(Data tied to figure images)
━━━━━━━━━━━━━━━━━━━━━━━━━━━━━━
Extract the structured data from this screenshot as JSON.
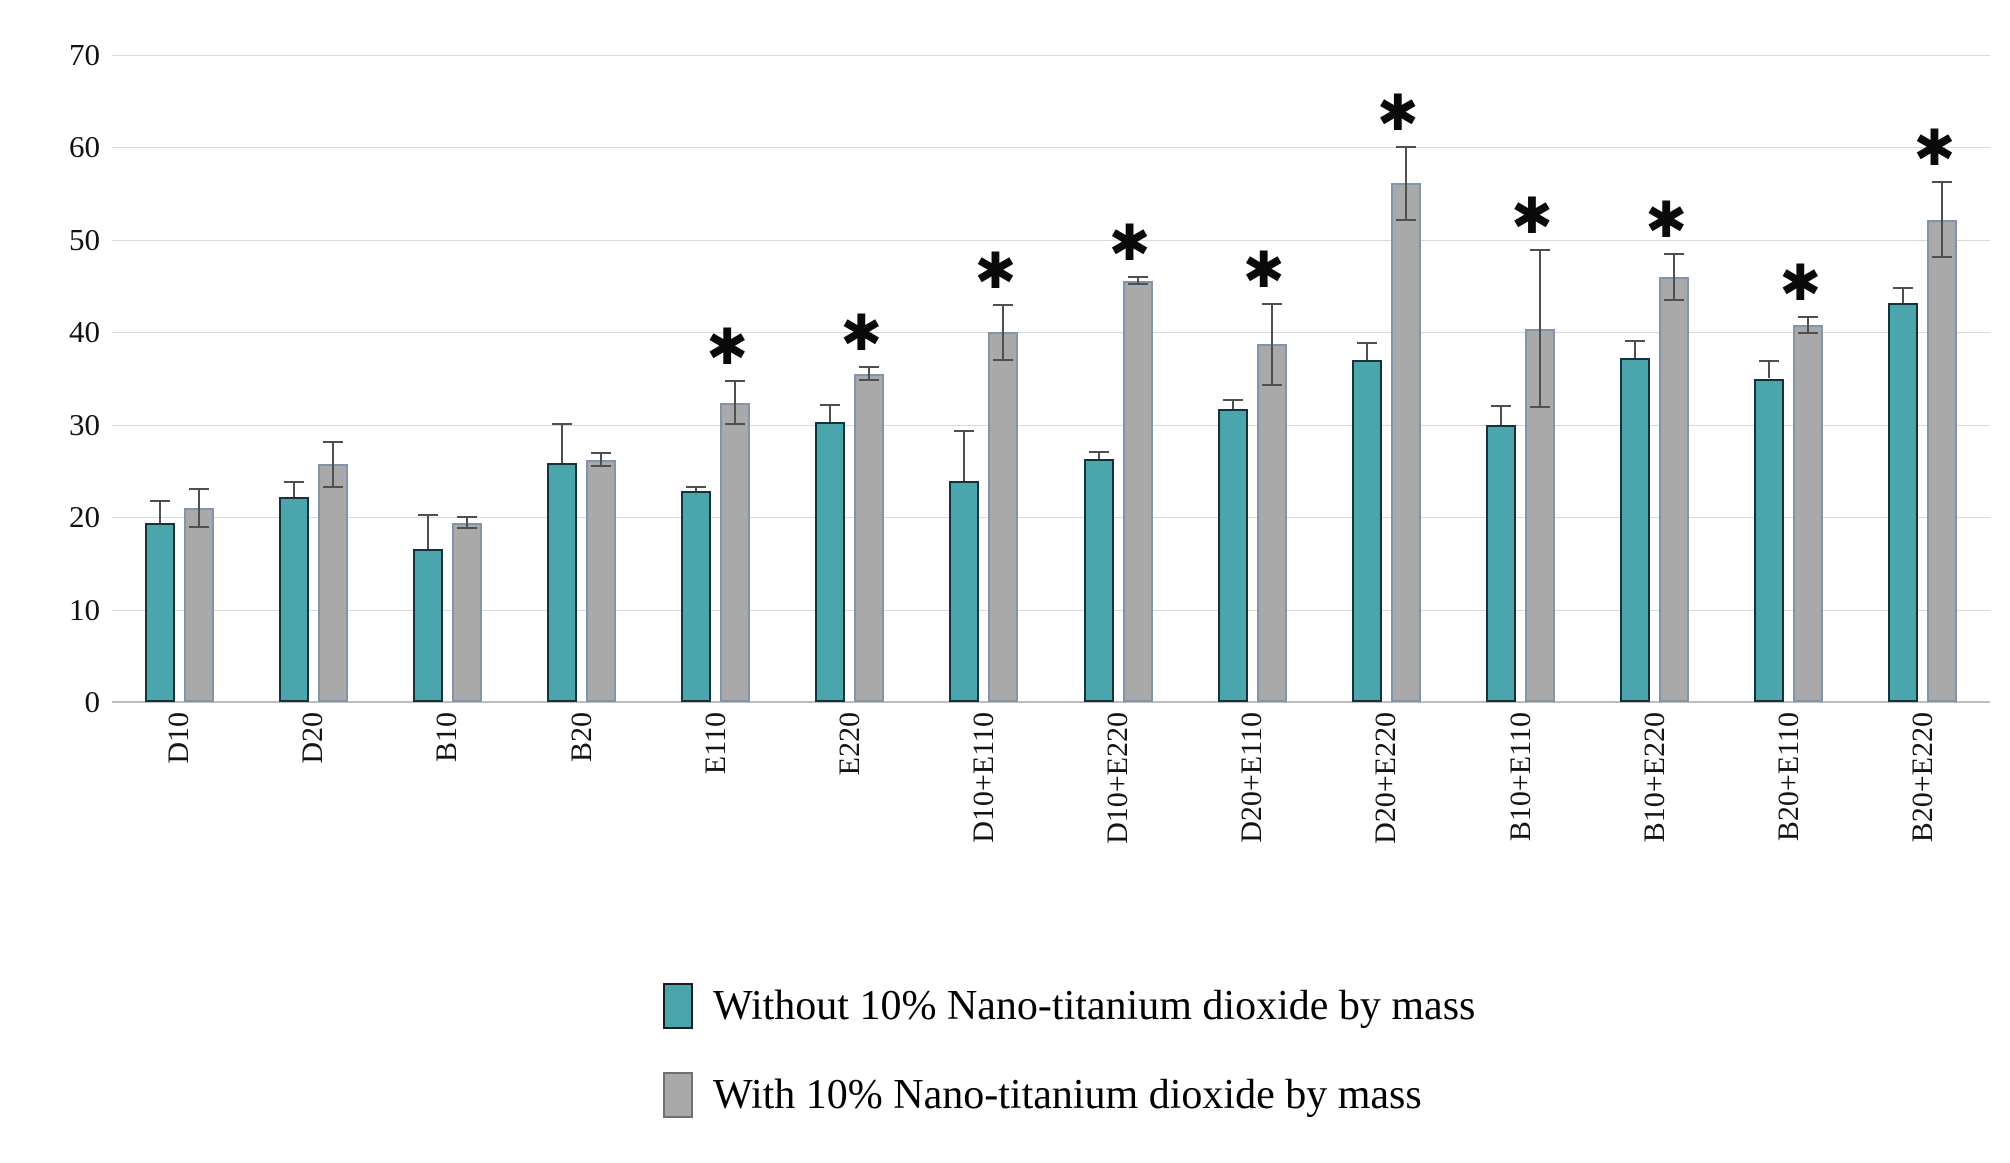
{
  "chart_data": {
    "type": "bar",
    "title": "",
    "xlabel": "",
    "ylabel": "",
    "ylim": [
      0,
      70
    ],
    "yticks": [
      0,
      10,
      20,
      30,
      40,
      50,
      60,
      70
    ],
    "grid": true,
    "legend_position": "bottom-center",
    "categories": [
      "D10",
      "D20",
      "B10",
      "B20",
      "E110",
      "E220",
      "D10+E110",
      "D10+E220",
      "D20+E110",
      "D20+E220",
      "B10+E110",
      "B10+E220",
      "B20+E110",
      "B20+E220"
    ],
    "series": [
      {
        "name": "Without 10% Nano-titanium dioxide by mass",
        "color": "#4ba5ac",
        "border_color": "#14333b",
        "values": [
          19.4,
          22.2,
          16.6,
          25.9,
          22.8,
          30.3,
          23.9,
          26.3,
          31.7,
          37.0,
          30.0,
          37.2,
          35.0,
          43.2
        ],
        "errors": [
          2.5,
          1.7,
          3.7,
          4.3,
          0.6,
          1.9,
          5.5,
          0.9,
          1.1,
          2.0,
          2.1,
          2.0,
          2.0,
          1.7
        ]
      },
      {
        "name": "With 10% Nano-titanium dioxide by mass",
        "color": "#a9a9a9",
        "border_color": "#8094ab",
        "values": [
          21.0,
          25.7,
          19.4,
          26.2,
          32.4,
          35.5,
          40.0,
          45.6,
          38.7,
          56.1,
          40.4,
          46.0,
          40.8,
          52.2
        ],
        "errors": [
          2.2,
          2.5,
          0.7,
          0.8,
          2.4,
          0.8,
          3.1,
          0.5,
          4.5,
          4.1,
          8.6,
          2.6,
          1.0,
          4.2
        ]
      }
    ],
    "significance_marker": "✱",
    "significant": [
      false,
      false,
      false,
      false,
      true,
      true,
      true,
      true,
      true,
      true,
      true,
      true,
      true,
      true
    ]
  }
}
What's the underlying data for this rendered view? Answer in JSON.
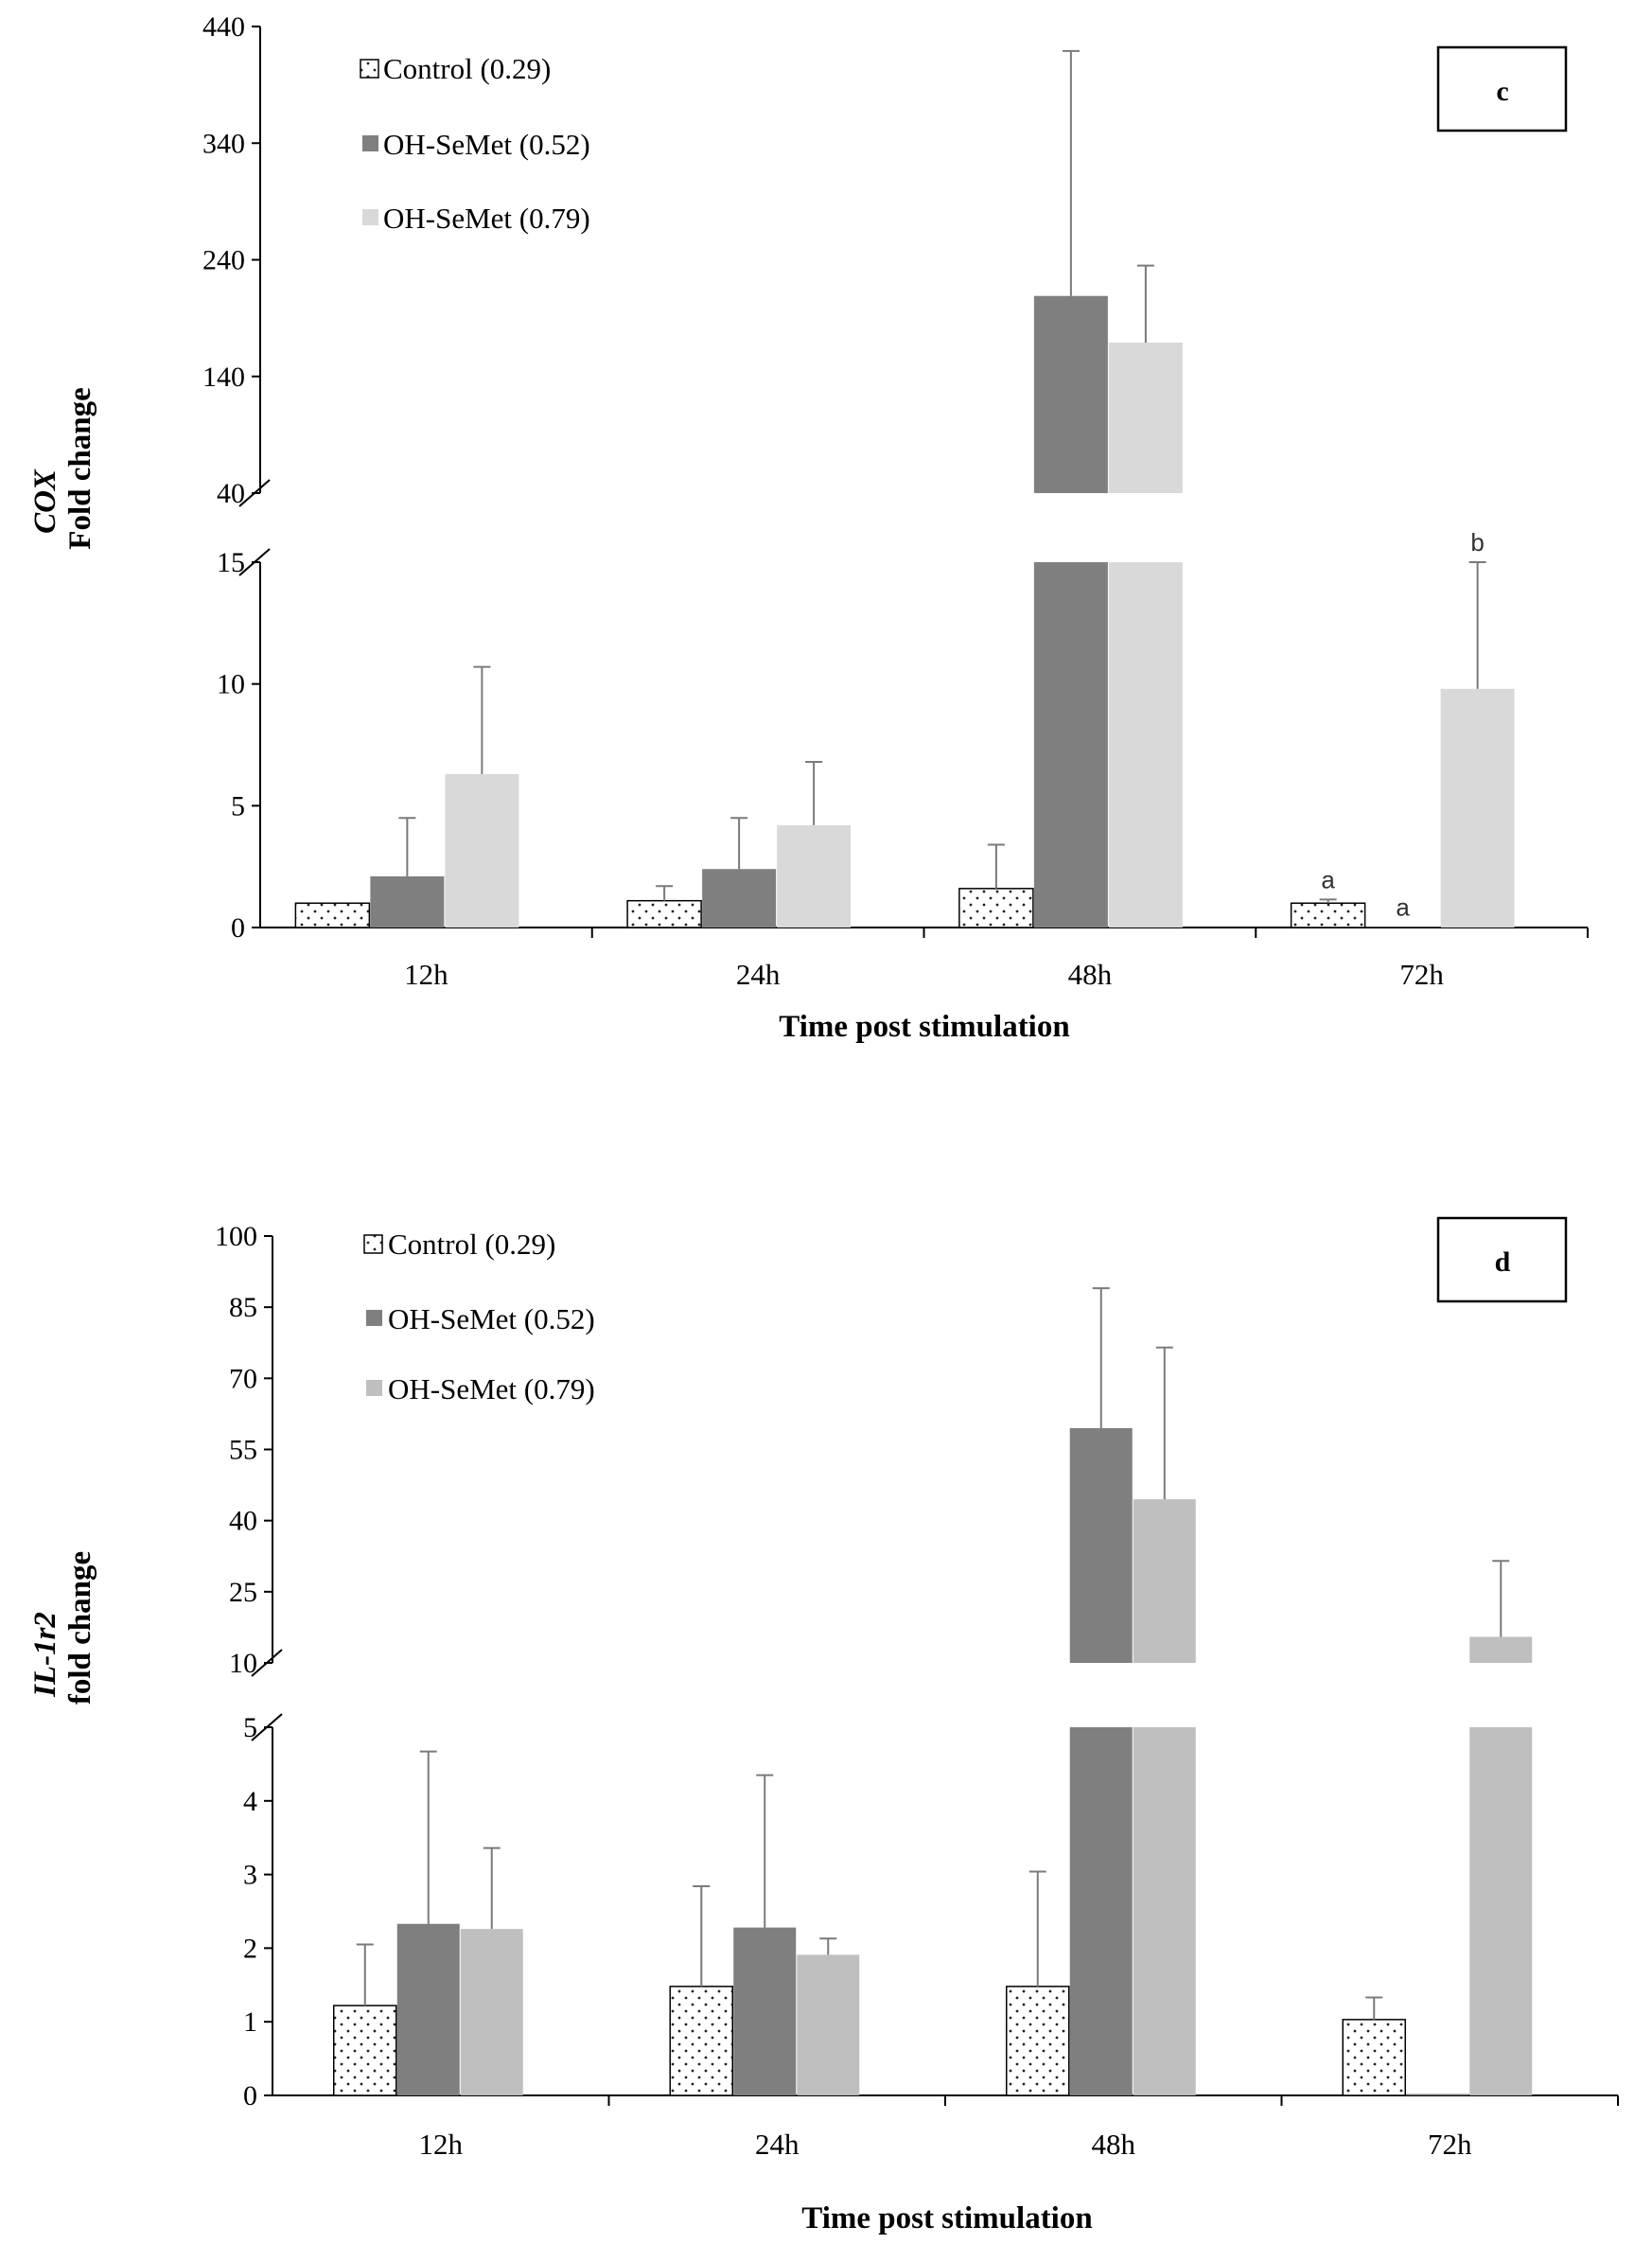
{
  "chart_data": [
    {
      "panel": "c",
      "type": "bar",
      "xlabel": "Time post stimulation",
      "ylabel_gene": "COX",
      "ylabel_rest": "Fold change",
      "categories": [
        "12h",
        "24h",
        "48h",
        "72h"
      ],
      "legend": [
        {
          "label": "Control (0.29)",
          "color": "#ffffff",
          "pattern": "dots"
        },
        {
          "label": "OH-SeMet (0.52)",
          "color": "#7f7f7f",
          "pattern": "solid"
        },
        {
          "label": "OH-SeMet (0.79)",
          "color": "#d9d9d9",
          "pattern": "solid"
        }
      ],
      "y_axis_break": {
        "lower_range": [
          0,
          15
        ],
        "lower_ticks": [
          0,
          5,
          10,
          15
        ],
        "upper_range": [
          40,
          440
        ],
        "upper_ticks": [
          40,
          140,
          240,
          340,
          440
        ]
      },
      "series": [
        {
          "name": "Control (0.29)",
          "values": [
            1.0,
            1.1,
            1.6,
            1.0
          ],
          "errors": [
            0,
            0.6,
            1.8,
            0.15
          ]
        },
        {
          "name": "OH-SeMet (0.52)",
          "values": [
            2.1,
            2.4,
            209,
            0.02
          ],
          "errors": [
            2.4,
            2.1,
            210,
            0
          ]
        },
        {
          "name": "OH-SeMet (0.79)",
          "values": [
            6.3,
            4.2,
            169,
            9.8
          ],
          "errors": [
            4.4,
            2.6,
            66,
            5.2
          ]
        }
      ],
      "annotations": [
        {
          "category": "72h",
          "series": "Control (0.29)",
          "text": "a"
        },
        {
          "category": "72h",
          "series": "OH-SeMet (0.52)",
          "text": "a"
        },
        {
          "category": "72h",
          "series": "OH-SeMet (0.79)",
          "text": "b"
        }
      ]
    },
    {
      "panel": "d",
      "type": "bar",
      "xlabel": "Time post stimulation",
      "ylabel_gene": "IL-1r2",
      "ylabel_rest": "fold change",
      "categories": [
        "12h",
        "24h",
        "48h",
        "72h"
      ],
      "legend": [
        {
          "label": "Control (0.29)",
          "color": "#ffffff",
          "pattern": "dots"
        },
        {
          "label": "OH-SeMet (0.52)",
          "color": "#7f7f7f",
          "pattern": "solid"
        },
        {
          "label": "OH-SeMet (0.79)",
          "color": "#bfbfbf",
          "pattern": "solid"
        }
      ],
      "y_axis_break": {
        "lower_range": [
          0,
          5
        ],
        "lower_ticks": [
          0,
          1,
          2,
          3,
          4,
          5
        ],
        "upper_range": [
          10,
          100
        ],
        "upper_ticks": [
          10,
          25,
          40,
          55,
          70,
          85,
          100
        ]
      },
      "series": [
        {
          "name": "Control (0.29)",
          "values": [
            1.22,
            1.48,
            1.48,
            1.03
          ],
          "errors": [
            0.83,
            1.36,
            1.56,
            0.3
          ]
        },
        {
          "name": "OH-SeMet (0.52)",
          "values": [
            2.33,
            2.28,
            59.5,
            0.02
          ],
          "errors": [
            2.34,
            2.07,
            29.5,
            0
          ]
        },
        {
          "name": "OH-SeMet (0.79)",
          "values": [
            2.26,
            1.91,
            44.5,
            15.5
          ],
          "errors": [
            1.1,
            0.22,
            32,
            16
          ]
        }
      ],
      "annotations": []
    }
  ]
}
━━━━━━━━━━━━━━━━━━━━━━━━━━━━━━
SET EXERCISE ▸ Omit every picture, and otherwise quote the entries exactly.

THE RESULT ▸
Extract the structured data from this screenshot as JSON.
{
  "chart_data": {
    "type": "bar",
    "title": "",
    "xlabel": "",
    "ylabel": "",
    "ylim": [
      0,
      70
    ],
    "yticks": [
      0,
      10,
      20,
      30,
      40,
      50,
      60,
      70
    ],
    "grid": true,
    "legend_position": "bottom-center",
    "categories": [
      "D10",
      "D20",
      "B10",
      "B20",
      "E110",
      "E220",
      "D10+E110",
      "D10+E220",
      "D20+E110",
      "D20+E220",
      "B10+E110",
      "B10+E220",
      "B20+E110",
      "B20+E220"
    ],
    "series": [
      {
        "name": "Without 10% Nano-titanium dioxide by mass",
        "color": "#4ba5ac",
        "border_color": "#14333b",
        "values": [
          19.4,
          22.2,
          16.6,
          25.9,
          22.8,
          30.3,
          23.9,
          26.3,
          31.7,
          37.0,
          30.0,
          37.2,
          35.0,
          43.2
        ],
        "errors": [
          2.5,
          1.7,
          3.7,
          4.3,
          0.6,
          1.9,
          5.5,
          0.9,
          1.1,
          2.0,
          2.1,
          2.0,
          2.0,
          1.7
        ]
      },
      {
        "name": "With 10% Nano-titanium dioxide by mass",
        "color": "#a9a9a9",
        "border_color": "#8094ab",
        "values": [
          21.0,
          25.7,
          19.4,
          26.2,
          32.4,
          35.5,
          40.0,
          45.6,
          38.7,
          56.1,
          40.4,
          46.0,
          40.8,
          52.2
        ],
        "errors": [
          2.2,
          2.5,
          0.7,
          0.8,
          2.4,
          0.8,
          3.1,
          0.5,
          4.5,
          4.1,
          8.6,
          2.6,
          1.0,
          4.2
        ]
      }
    ],
    "significance_marker": "✱",
    "significant": [
      false,
      false,
      false,
      false,
      true,
      true,
      true,
      true,
      true,
      true,
      true,
      true,
      true,
      true
    ]
  }
}
What's the underlying data for this rendered view? Answer in JSON.
{
  "chart_data": [
    {
      "panel": "c",
      "type": "bar",
      "xlabel": "Time post stimulation",
      "ylabel_gene": "COX",
      "ylabel_rest": "Fold change",
      "categories": [
        "12h",
        "24h",
        "48h",
        "72h"
      ],
      "legend": [
        {
          "label": "Control (0.29)",
          "color": "#ffffff",
          "pattern": "dots"
        },
        {
          "label": "OH-SeMet (0.52)",
          "color": "#7f7f7f",
          "pattern": "solid"
        },
        {
          "label": "OH-SeMet (0.79)",
          "color": "#d9d9d9",
          "pattern": "solid"
        }
      ],
      "y_axis_break": {
        "lower_range": [
          0,
          15
        ],
        "lower_ticks": [
          0,
          5,
          10,
          15
        ],
        "upper_range": [
          40,
          440
        ],
        "upper_ticks": [
          40,
          140,
          240,
          340,
          440
        ]
      },
      "series": [
        {
          "name": "Control (0.29)",
          "values": [
            1.0,
            1.1,
            1.6,
            1.0
          ],
          "errors": [
            0,
            0.6,
            1.8,
            0.15
          ]
        },
        {
          "name": "OH-SeMet (0.52)",
          "values": [
            2.1,
            2.4,
            209,
            0.02
          ],
          "errors": [
            2.4,
            2.1,
            210,
            0
          ]
        },
        {
          "name": "OH-SeMet (0.79)",
          "values": [
            6.3,
            4.2,
            169,
            9.8
          ],
          "errors": [
            4.4,
            2.6,
            66,
            5.2
          ]
        }
      ],
      "annotations": [
        {
          "category": "72h",
          "series": "Control (0.29)",
          "text": "a"
        },
        {
          "category": "72h",
          "series": "OH-SeMet (0.52)",
          "text": "a"
        },
        {
          "category": "72h",
          "series": "OH-SeMet (0.79)",
          "text": "b"
        }
      ]
    },
    {
      "panel": "d",
      "type": "bar",
      "xlabel": "Time post stimulation",
      "ylabel_gene": "IL-1r2",
      "ylabel_rest": "fold change",
      "categories": [
        "12h",
        "24h",
        "48h",
        "72h"
      ],
      "legend": [
        {
          "label": "Control (0.29)",
          "color": "#ffffff",
          "pattern": "dots"
        },
        {
          "label": "OH-SeMet (0.52)",
          "color": "#7f7f7f",
          "pattern": "solid"
        },
        {
          "label": "OH-SeMet (0.79)",
          "color": "#bfbfbf",
          "pattern": "solid"
        }
      ],
      "y_axis_break": {
        "lower_range": [
          0,
          5
        ],
        "lower_ticks": [
          0,
          1,
          2,
          3,
          4,
          5
        ],
        "upper_range": [
          10,
          100
        ],
        "upper_ticks": [
          10,
          25,
          40,
          55,
          70,
          85,
          100
        ]
      },
      "series": [
        {
          "name": "Control (0.29)",
          "values": [
            1.22,
            1.48,
            1.48,
            1.03
          ],
          "errors": [
            0.83,
            1.36,
            1.56,
            0.3
          ]
        },
        {
          "name": "OH-SeMet (0.52)",
          "values": [
            2.33,
            2.28,
            59.5,
            0.02
          ],
          "errors": [
            2.34,
            2.07,
            29.5,
            0
          ]
        },
        {
          "name": "OH-SeMet (0.79)",
          "values": [
            2.26,
            1.91,
            44.5,
            15.5
          ],
          "errors": [
            1.1,
            0.22,
            32,
            16
          ]
        }
      ],
      "annotations": []
    }
  ]
}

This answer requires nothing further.